- _Alıştırma Amacı_
Macaristan seçimleri haberinde geçen "Resmi kayıtlara göre sadece bin 781 mültecinin bulunduğu Macaristan'da, 8 Nisan'da düzenlenecek olan parlamento seçimlerinin ana konusunu sığınmacılar ve İslam oluşturuyor." cümlesini İngilizceye çevirin.

- _Sayfa Alıntısı_
※

Dolar
32.38
Euro
35.06
Altın
2,233.04
ETH/USDT
3,535.10
BTC/USDT
70,101.00
BIST 100
9,116.70
Analiz

Macaristan seçimlerinin gündemi: Sığınmacılar ve İslam

Resmi kayıtlara göre sadece bin 781 mültecinin bulunduğu Macaristan'da, 8 Nisan'da düzenlenecek olan parlamento seçimlerinin ana konusunu sığınmacılar ve İslam oluşturuyor.

Mehmet Yılmaz  | 30.03.2018 - Güncelleme : 30.03.2018
Macaristan seçimlerinin gündemi: Sığınmacılar ve İslam

İstanbul

BUDAPEŞTE - Mehmet Yılmaz

Başbakan Viktor Orban başta olmak üzere birçok hükümet yetkilisinin, Avrupa'nın sığınmacılar tarafından istila edildiği, kiliselerin kapatılarak yerlerine camilerin açıldığı, sığınmacıların yaşadığı bölgelerde kendi kanunlarını yürürlüğe soktuğu gibi iddiaları, dikkatleri yaklaşık 3 yıldır sığınmacı konusunda katı siyaset izleyen Macaristan'a çekti.

※

- _Gösterilen Veriler_
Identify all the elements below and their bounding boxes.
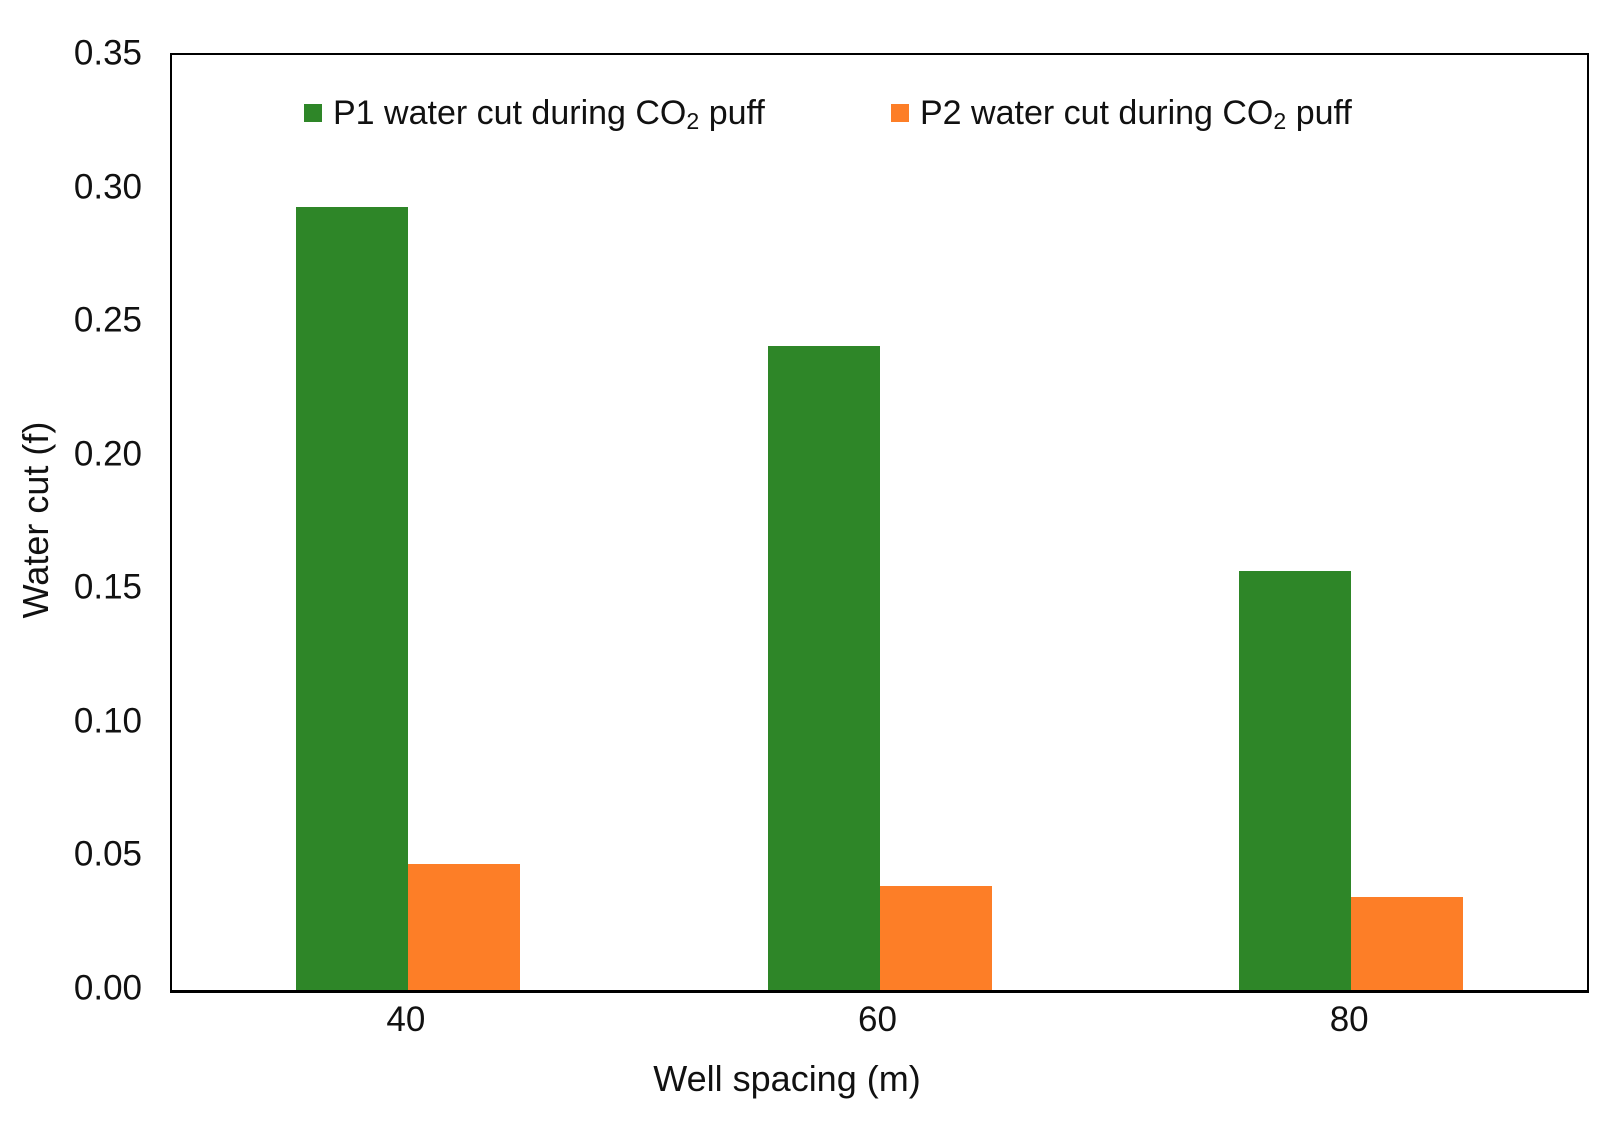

※

- _Doğru Sonuç_
In Hungary, where there are only 1,781 refugees according to official records, asylum seekers and Islam make up the main issue of the parliamentary elections to be held on April 8.